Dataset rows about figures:

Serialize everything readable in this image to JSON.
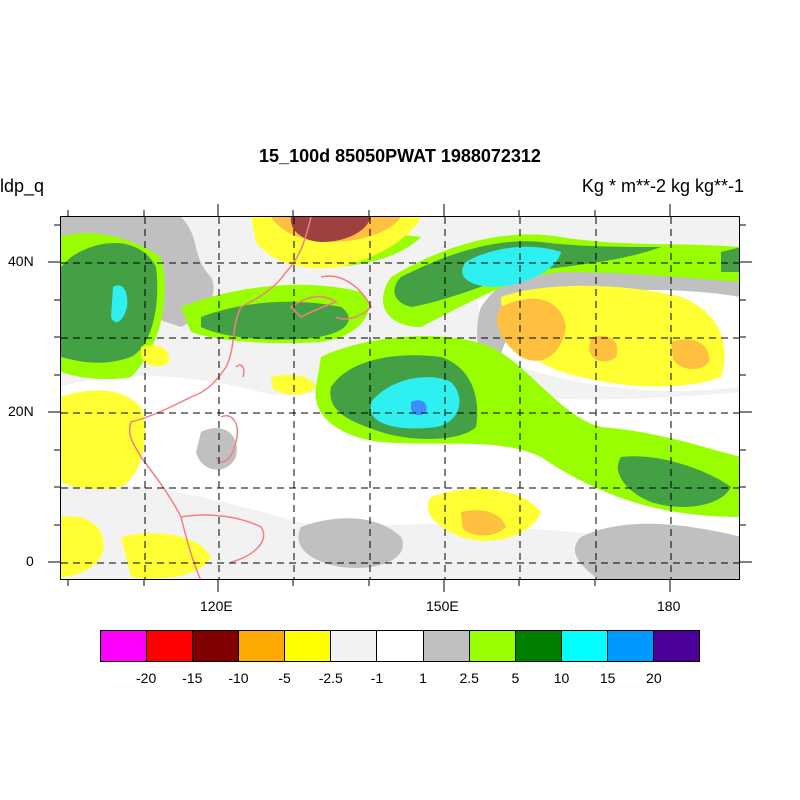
{
  "header": {
    "title": "15_100d 85050PWAT  1988072312",
    "left_label": "ldp_q",
    "right_label": "Kg  * m**-2 kg kg**-1"
  },
  "map": {
    "lon_labels": [
      "120E",
      "150E",
      "180"
    ],
    "lat_labels": [
      "40N",
      "20N",
      "0"
    ]
  },
  "colorbar": {
    "colors": [
      "#ff00ff",
      "#ff0000",
      "#800000",
      "#ffaa00",
      "#ffff00",
      "#f2f2f2",
      "#ffffff",
      "#c0c0c0",
      "#99ff00",
      "#008000",
      "#00ffff",
      "#0099ff",
      "#4b0099"
    ],
    "labels": [
      "-20",
      "-15",
      "-10",
      "-5",
      "-2.5",
      "-1",
      "1",
      "2.5",
      "5",
      "10",
      "15",
      "20"
    ]
  }
}
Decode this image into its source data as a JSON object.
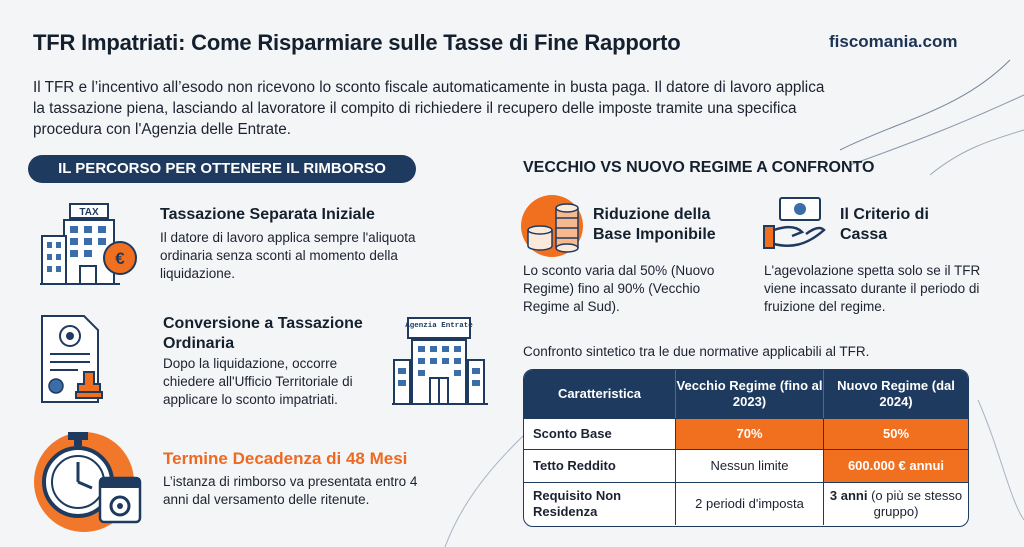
{
  "header": {
    "title": "TFR Impatriati: Come Risparmiare sulle Tasse di Fine Rapporto",
    "brand": "fiscomania.com"
  },
  "intro": "Il TFR e l’incentivo all’esodo non ricevono lo sconto fiscale automaticamente in busta paga. Il datore di lavoro applica la tassazione piena, lasciando al lavoratore il compito di richiedere il recupero delle imposte tramite una specifica procedura con l'Agenzia delle Entrate.",
  "left_section": {
    "heading": "IL PERCORSO PER OTTENERE IL RIMBORSO",
    "steps": [
      {
        "title": "Tassazione Separata Iniziale",
        "text": "Il datore di lavoro applica sempre l'aliquota ordinaria senza sconti al momento della liquidazione."
      },
      {
        "title": "Conversione a Tassazione Ordinaria",
        "text": "Dopo la liquidazione, occorre chiedere all'Ufficio Territoriale di applicare lo sconto impatriati."
      },
      {
        "title": "Termine Decadenza di 48 Mesi",
        "text": "L’istanza di rimborso va presentata entro 4 anni dal versamento delle ritenute."
      }
    ],
    "icon_labels": {
      "tax": "TAX",
      "euro": "€",
      "agenzia": "Agenzia Entrate"
    }
  },
  "right_section": {
    "heading": "VECCHIO VS NUOVO REGIME A CONFRONTO",
    "features": [
      {
        "title": "Riduzione della Base Imponibile",
        "text": "Lo sconto varia dal 50% (Nuovo Regime) fino al 90% (Vecchio Regime al Sud)."
      },
      {
        "title": "Il Criterio di Cassa",
        "text": "L'agevolazione spetta solo se il TFR viene incassato durante il periodo di fruizione del regime."
      }
    ],
    "caption": "Confronto sintetico tra le due normative applicabili al TFR.",
    "table": {
      "headers": [
        "Caratteristica",
        "Vecchio Regime (fino al 2023)",
        "Nuovo Regime (dal 2024)"
      ],
      "rows": [
        {
          "label": "Sconto Base",
          "old": "70%",
          "new": "50%"
        },
        {
          "label": "Tetto Reddito",
          "old": "Nessun limite",
          "new": "600.000 € annui"
        },
        {
          "label": "Requisito Non Residenza",
          "old": "2 periodi d'imposta",
          "new_bold": "3 anni",
          "new_rest": " (o più se stesso gruppo)"
        }
      ]
    }
  },
  "colors": {
    "navy": "#1e3a5f",
    "orange": "#f0701f",
    "background": "#f4f5f7"
  }
}
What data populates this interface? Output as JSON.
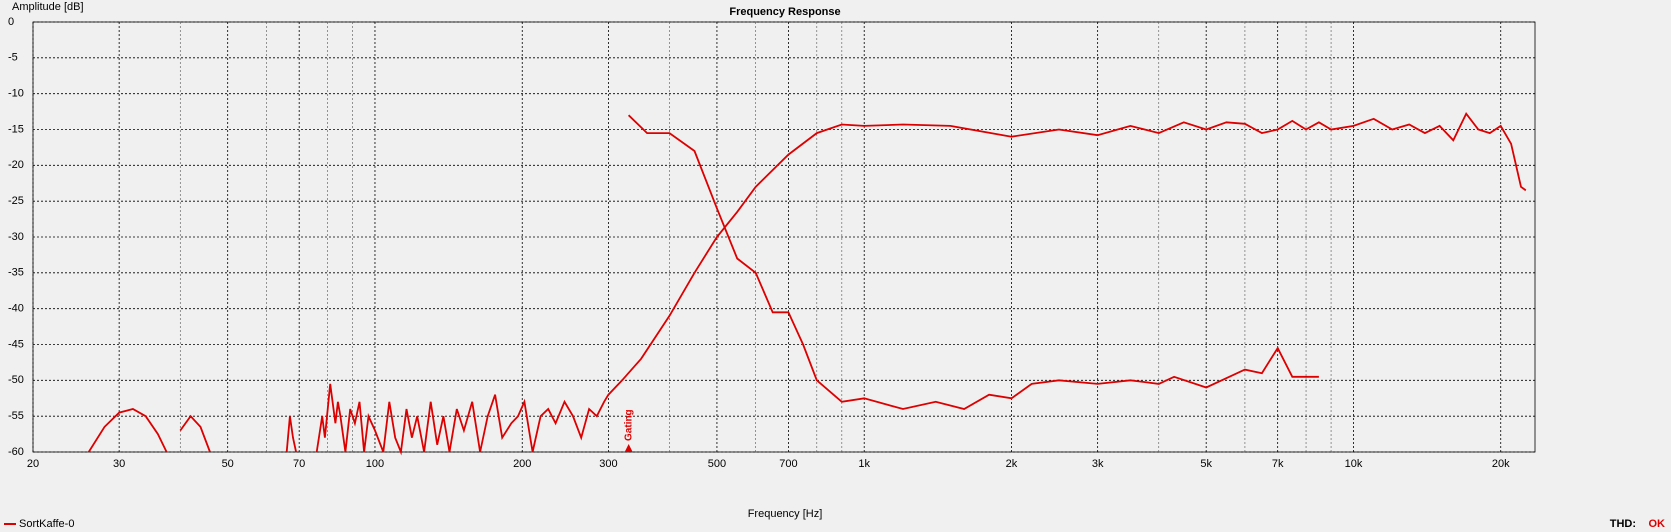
{
  "chart_data": {
    "type": "line",
    "title": "Frequency Response",
    "ylabel": "Amplitude [dB]",
    "xlabel": "Frequency [Hz]",
    "log_x": true,
    "grid": true,
    "xlim": [
      20,
      23500
    ],
    "ylim": [
      -60,
      0
    ],
    "yticks": [
      0,
      -5,
      -10,
      -15,
      -20,
      -25,
      -30,
      -35,
      -40,
      -45,
      -50,
      -55,
      -60
    ],
    "xticks": [
      20,
      30,
      50,
      70,
      100,
      200,
      300,
      500,
      700,
      {
        "value": 1000,
        "label": "1k"
      },
      {
        "value": 2000,
        "label": "2k"
      },
      {
        "value": 3000,
        "label": "3k"
      },
      {
        "value": 5000,
        "label": "5k"
      },
      {
        "value": 7000,
        "label": "7k"
      },
      {
        "value": 10000,
        "label": "10k"
      },
      {
        "value": 20000,
        "label": "20k"
      }
    ],
    "x_minor_ticks": [
      40,
      60,
      80,
      90,
      400,
      600,
      800,
      900,
      4000,
      6000,
      8000,
      9000
    ],
    "series": [
      {
        "name": "SortKaffe-0",
        "color": "#dd0000",
        "x": [
          26,
          28,
          30,
          32,
          34,
          36,
          37.5,
          39,
          40,
          42,
          44,
          46,
          60,
          66,
          67,
          68,
          69,
          72,
          76,
          78,
          79,
          81,
          83,
          84,
          85,
          87,
          89,
          91,
          93,
          95,
          97,
          100,
          104,
          107,
          110,
          113,
          116,
          119,
          122,
          126,
          130,
          134,
          138,
          142,
          147,
          152,
          158,
          164,
          170,
          176,
          182,
          190,
          196,
          202,
          210,
          218,
          226,
          234,
          244,
          254,
          264,
          274,
          284,
          294,
          300,
          320,
          350,
          400,
          450,
          500,
          550,
          600,
          700,
          800,
          900,
          1000,
          1200,
          1500,
          2000,
          2500,
          3000,
          3500,
          4000,
          4500,
          5000,
          5500,
          6000,
          6500,
          7000,
          7500,
          8000,
          8500,
          9000,
          10000,
          11000,
          12000,
          13000,
          14000,
          15000,
          16000,
          17000,
          18000,
          19000,
          20000,
          21000,
          22000,
          22500
        ],
        "values": [
          -60,
          -56.5,
          -54.5,
          -54,
          -55,
          -57.5,
          -60,
          null,
          -57,
          -55,
          -56.5,
          -60,
          null,
          -60,
          -55,
          -58,
          -60,
          null,
          -60,
          -55,
          -58,
          -50.5,
          -56,
          -53,
          -55,
          -60,
          -54,
          -56,
          -53,
          -60,
          -55,
          -57,
          -60,
          -53,
          -58,
          -60,
          -54,
          -58,
          -55,
          -60,
          -53,
          -59,
          -55,
          -60,
          -54,
          -57,
          -53,
          -60,
          -55,
          -52,
          -58,
          -56,
          -55,
          -53,
          -60,
          -55,
          -54,
          -56,
          -53,
          -55,
          -58,
          -54,
          -55,
          -53,
          -52,
          -50,
          -47,
          -41,
          -35,
          -30,
          -26.5,
          -23,
          -18.5,
          -15.5,
          -14.3,
          -14.5,
          -14.3,
          -14.5,
          -16,
          -15,
          -15.8,
          -14.5,
          -15.5,
          -14,
          -15,
          -14,
          -14.2,
          -15.5,
          -15,
          -13.8,
          -15,
          -14,
          -15,
          -14.5,
          -13.5,
          -15,
          -14.3,
          -15.5,
          -14.5,
          -16.5,
          -12.8,
          -15,
          -15.5,
          -14.5,
          -17,
          -23,
          -23.5
        ]
      },
      {
        "color": "#dd0000",
        "x": [
          330,
          360,
          400,
          450,
          500,
          550,
          600,
          650,
          700,
          750,
          800,
          900,
          1000,
          1200,
          1400,
          1600,
          1800,
          2000,
          2200,
          2500,
          3000,
          3500,
          4000,
          4300,
          5000,
          6000,
          6500,
          7000,
          7500,
          8500
        ],
        "values": [
          -13,
          -15.5,
          -15.5,
          -18,
          -26,
          -33,
          -35,
          -40.5,
          -40.5,
          -45,
          -50,
          -53,
          -52.5,
          -54,
          -53,
          -54,
          -52,
          -52.5,
          -50.5,
          -50,
          -50.5,
          -50,
          -50.5,
          -49.5,
          -51,
          -48.5,
          -49,
          -45.5,
          -49.5,
          -49.5
        ]
      }
    ],
    "annotations": [
      {
        "text": "Gating",
        "x": 330
      }
    ],
    "status": {
      "label": "THD:",
      "value": "OK"
    }
  }
}
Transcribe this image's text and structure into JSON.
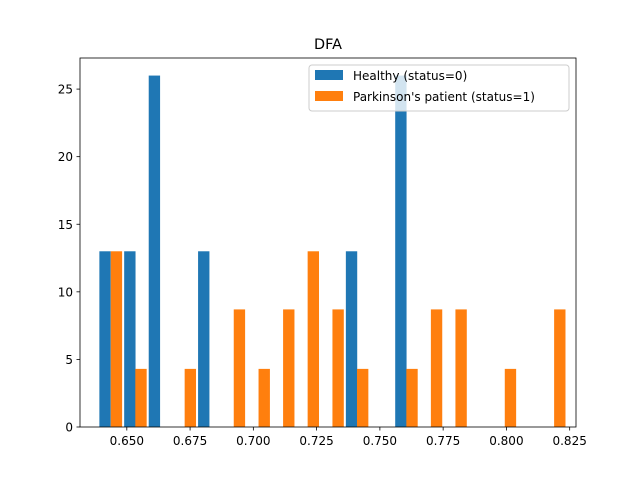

Challenge.
Transcribe the material exactly, keeping every word and none of the pictures.

Response.
Serialize everything readable in this image to JSON.
{
  "header": {
    "title": "15_100d 85050PWAT  1988072312",
    "left_label": "ldp_q",
    "right_label": "Kg  * m**-2 kg kg**-1"
  },
  "map": {
    "lon_labels": [
      "120E",
      "150E",
      "180"
    ],
    "lat_labels": [
      "40N",
      "20N",
      "0"
    ]
  },
  "colorbar": {
    "colors": [
      "#ff00ff",
      "#ff0000",
      "#800000",
      "#ffaa00",
      "#ffff00",
      "#f2f2f2",
      "#ffffff",
      "#c0c0c0",
      "#99ff00",
      "#008000",
      "#00ffff",
      "#0099ff",
      "#4b0099"
    ],
    "labels": [
      "-20",
      "-15",
      "-10",
      "-5",
      "-2.5",
      "-1",
      "1",
      "2.5",
      "5",
      "10",
      "15",
      "20"
    ]
  }
}
Decode this image into its source data as a JSON object.
{
  "header": {
    "title": "TFR Impatriati: Come Risparmiare sulle Tasse di Fine Rapporto",
    "brand": "fiscomania.com"
  },
  "intro": "Il TFR e l’incentivo all’esodo non ricevono lo sconto fiscale automaticamente in busta paga. Il datore di lavoro applica la tassazione piena, lasciando al lavoratore il compito di richiedere il recupero delle imposte tramite una specifica procedura con l'Agenzia delle Entrate.",
  "left_section": {
    "heading": "IL PERCORSO PER OTTENERE IL RIMBORSO",
    "steps": [
      {
        "title": "Tassazione Separata Iniziale",
        "text": "Il datore di lavoro applica sempre l'aliquota ordinaria senza sconti al momento della liquidazione."
      },
      {
        "title": "Conversione a Tassazione Ordinaria",
        "text": "Dopo la liquidazione, occorre chiedere all'Ufficio Territoriale di applicare lo sconto impatriati."
      },
      {
        "title": "Termine Decadenza di 48 Mesi",
        "text": "L’istanza di rimborso va presentata entro 4 anni dal versamento delle ritenute."
      }
    ],
    "icon_labels": {
      "tax": "TAX",
      "euro": "€",
      "agenzia": "Agenzia Entrate"
    }
  },
  "right_section": {
    "heading": "VECCHIO VS NUOVO REGIME A CONFRONTO",
    "features": [
      {
        "title": "Riduzione della Base Imponibile",
        "text": "Lo sconto varia dal 50% (Nuovo Regime) fino al 90% (Vecchio Regime al Sud)."
      },
      {
        "title": "Il Criterio di Cassa",
        "text": "L'agevolazione spetta solo se il TFR viene incassato durante il periodo di fruizione del regime."
      }
    ],
    "caption": "Confronto sintetico tra le due normative applicabili al TFR.",
    "table": {
      "headers": [
        "Caratteristica",
        "Vecchio Regime (fino al 2023)",
        "Nuovo Regime (dal 2024)"
      ],
      "rows": [
        {
          "label": "Sconto Base",
          "old": "70%",
          "new": "50%"
        },
        {
          "label": "Tetto Reddito",
          "old": "Nessun limite",
          "new": "600.000 € annui"
        },
        {
          "label": "Requisito Non Residenza",
          "old": "2 periodi d'imposta",
          "new_bold": "3 anni",
          "new_rest": " (o più se stesso gruppo)"
        }
      ]
    }
  },
  "colors": {
    "navy": "#1e3a5f",
    "orange": "#f0701f",
    "background": "#f4f5f7"
  }
}
What data populates this interface? Output as JSON.
{
  "chart_data": {
    "type": "line",
    "title": "Frequency Response",
    "ylabel": "Amplitude [dB]",
    "xlabel": "Frequency [Hz]",
    "log_x": true,
    "grid": true,
    "xlim": [
      20,
      23500
    ],
    "ylim": [
      -60,
      0
    ],
    "yticks": [
      0,
      -5,
      -10,
      -15,
      -20,
      -25,
      -30,
      -35,
      -40,
      -45,
      -50,
      -55,
      -60
    ],
    "xticks": [
      20,
      30,
      50,
      70,
      100,
      200,
      300,
      500,
      700,
      {
        "value": 1000,
        "label": "1k"
      },
      {
        "value": 2000,
        "label": "2k"
      },
      {
        "value": 3000,
        "label": "3k"
      },
      {
        "value": 5000,
        "label": "5k"
      },
      {
        "value": 7000,
        "label": "7k"
      },
      {
        "value": 10000,
        "label": "10k"
      },
      {
        "value": 20000,
        "label": "20k"
      }
    ],
    "x_minor_ticks": [
      40,
      60,
      80,
      90,
      400,
      600,
      800,
      900,
      4000,
      6000,
      8000,
      9000
    ],
    "series": [
      {
        "name": "SortKaffe-0",
        "color": "#dd0000",
        "x": [
          26,
          28,
          30,
          32,
          34,
          36,
          37.5,
          39,
          40,
          42,
          44,
          46,
          60,
          66,
          67,
          68,
          69,
          72,
          76,
          78,
          79,
          81,
          83,
          84,
          85,
          87,
          89,
          91,
          93,
          95,
          97,
          100,
          104,
          107,
          110,
          113,
          116,
          119,
          122,
          126,
          130,
          134,
          138,
          142,
          147,
          152,
          158,
          164,
          170,
          176,
          182,
          190,
          196,
          202,
          210,
          218,
          226,
          234,
          244,
          254,
          264,
          274,
          284,
          294,
          300,
          320,
          350,
          400,
          450,
          500,
          550,
          600,
          700,
          800,
          900,
          1000,
          1200,
          1500,
          2000,
          2500,
          3000,
          3500,
          4000,
          4500,
          5000,
          5500,
          6000,
          6500,
          7000,
          7500,
          8000,
          8500,
          9000,
          10000,
          11000,
          12000,
          13000,
          14000,
          15000,
          16000,
          17000,
          18000,
          19000,
          20000,
          21000,
          22000,
          22500
        ],
        "values": [
          -60,
          -56.5,
          -54.5,
          -54,
          -55,
          -57.5,
          -60,
          null,
          -57,
          -55,
          -56.5,
          -60,
          null,
          -60,
          -55,
          -58,
          -60,
          null,
          -60,
          -55,
          -58,
          -50.5,
          -56,
          -53,
          -55,
          -60,
          -54,
          -56,
          -53,
          -60,
          -55,
          -57,
          -60,
          -53,
          -58,
          -60,
          -54,
          -58,
          -55,
          -60,
          -53,
          -59,
          -55,
          -60,
          -54,
          -57,
          -53,
          -60,
          -55,
          -52,
          -58,
          -56,
          -55,
          -53,
          -60,
          -55,
          -54,
          -56,
          -53,
          -55,
          -58,
          -54,
          -55,
          -53,
          -52,
          -50,
          -47,
          -41,
          -35,
          -30,
          -26.5,
          -23,
          -18.5,
          -15.5,
          -14.3,
          -14.5,
          -14.3,
          -14.5,
          -16,
          -15,
          -15.8,
          -14.5,
          -15.5,
          -14,
          -15,
          -14,
          -14.2,
          -15.5,
          -15,
          -13.8,
          -15,
          -14,
          -15,
          -14.5,
          -13.5,
          -15,
          -14.3,
          -15.5,
          -14.5,
          -16.5,
          -12.8,
          -15,
          -15.5,
          -14.5,
          -17,
          -23,
          -23.5
        ]
      },
      {
        "color": "#dd0000",
        "x": [
          330,
          360,
          400,
          450,
          500,
          550,
          600,
          650,
          700,
          750,
          800,
          900,
          1000,
          1200,
          1400,
          1600,
          1800,
          2000,
          2200,
          2500,
          3000,
          3500,
          4000,
          4300,
          5000,
          6000,
          6500,
          7000,
          7500,
          8500
        ],
        "values": [
          -13,
          -15.5,
          -15.5,
          -18,
          -26,
          -33,
          -35,
          -40.5,
          -40.5,
          -45,
          -50,
          -53,
          -52.5,
          -54,
          -53,
          -54,
          -52,
          -52.5,
          -50.5,
          -50,
          -50.5,
          -50,
          -50.5,
          -49.5,
          -51,
          -48.5,
          -49,
          -45.5,
          -49.5,
          -49.5
        ]
      }
    ],
    "annotations": [
      {
        "text": "Gating",
        "x": 330
      }
    ],
    "status": {
      "label": "THD:",
      "value": "OK"
    }
  }
}
Transcribe this image's text and structure into JSON.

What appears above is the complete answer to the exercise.